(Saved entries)

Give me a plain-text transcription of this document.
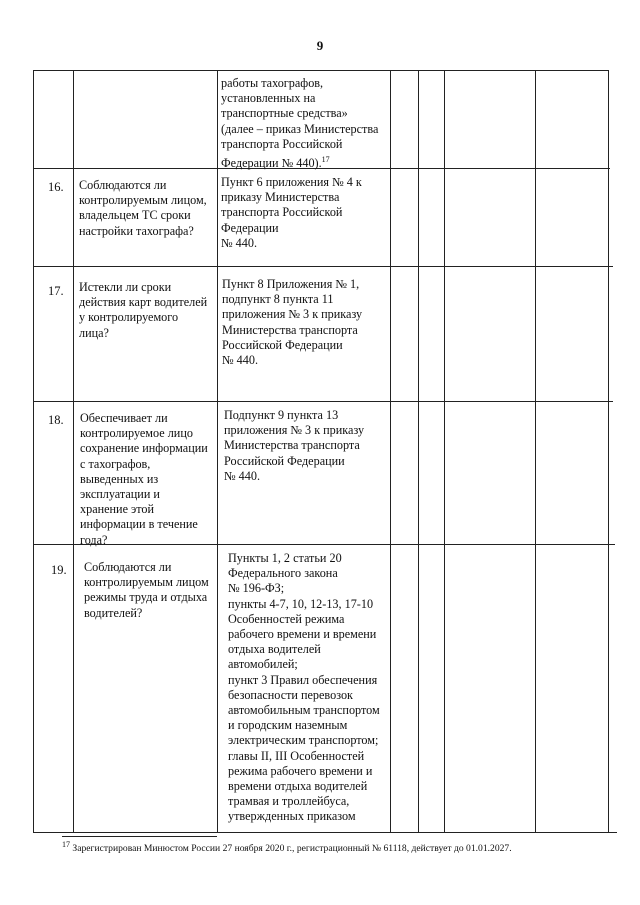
9
работы тахографов,
установленных на
транспортные средства»
(далее – приказ Министерства
транспорта Российской
Федерации № 440).$^{17}$
16. Соблюдаются ли
контролируемым лицом,
владельцем ТС сроки
настройки тахографа?
Пункт 6 приложения № 4 к
приказу Министерства
транспорта Российской
Федерации
№ 440.
17. Истекли ли сроки
действия карт водителей
у контролируемого
лица?
Пункт 8 Приложения № 1,
подпункт 8 пункта 11
приложения № 3 к приказу
Министерства транспорта
Российской Федерации
№ 440.
18. Обеспечивает ли
контролируемое лицо
сохранение информации
с тахографов,
выведенных из
эксплуатации и
хранение этой
информации в течение
года?
Подпункт 9 пункта 13
приложения № 3 к приказу
Министерства транспорта
Российской Федерации
№ 440.
19. Соблюдаются ли
контролируемым лицом
режимы труда и отдыха
водителей?
Пункты 1, 2 статьи 20
Федерального закона
№ 196-ФЗ;
пункты 4-7, 10, 12-13, 17-10
Особенностей режима
рабочего времени и времени
отдыха водителей
автомобилей;
пункт 3 Правил обеспечения
безопасности перевозок
автомобильным транспортом
и городским наземным
электрическим транспортом;
главы II, III Особенностей
режима рабочего времени и
времени отдыха водителей
трамвая и троллейбуса,
утвержденных приказом
$^{17}$ Зарегистрирован Минюстом России 27 ноября 2020 г., регистрационный № 61118, действует до 01.01.2027.
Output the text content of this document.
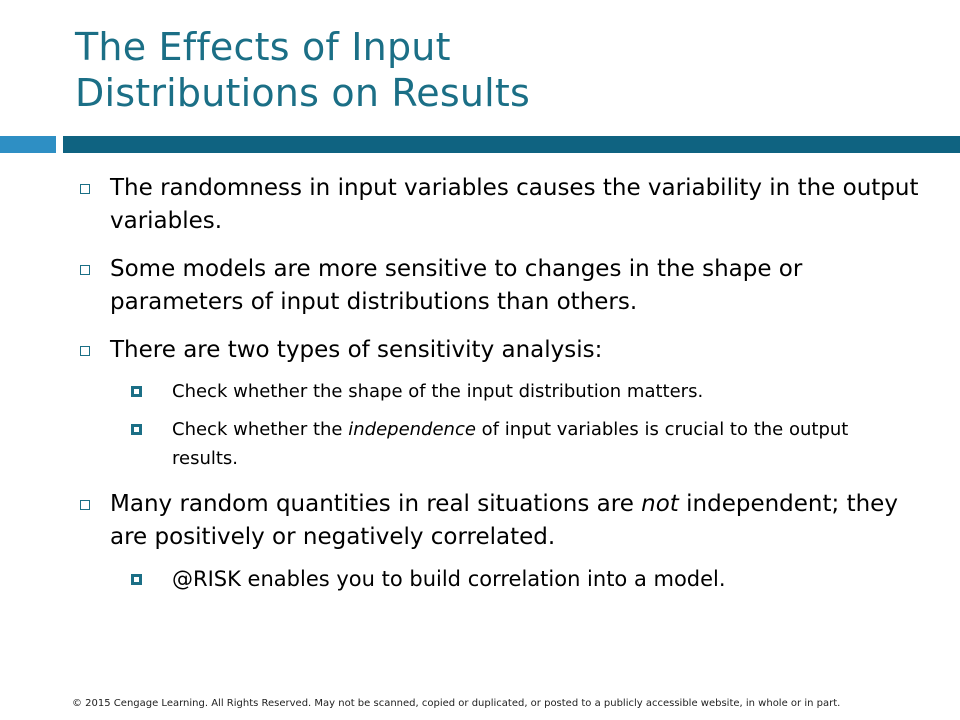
The Effects of Input
Distributions on Results
The randomness in input variables causes the variability in the output variables.
Some models are more sensitive to changes in the shape or parameters of input distributions than others.
There are two types of sensitivity analysis:
Check whether the shape of the input distribution matters.
Check whether the independence of input variables is crucial to the output results.
Many random quantities in real situations are not independent; they are positively or negatively correlated.
@RISK enables you to build correlation into a model.
© 2015 Cengage Learning. All Rights Reserved. May not be scanned, copied or duplicated, or posted to a publicly accessible website, in whole or in part.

Task brief:
Wherever the string "Check" appears in the entries above, list that line.

Written response:
Check whether the shape of the input distribution matters.
Check whether the independence of input variables is crucial to the output results.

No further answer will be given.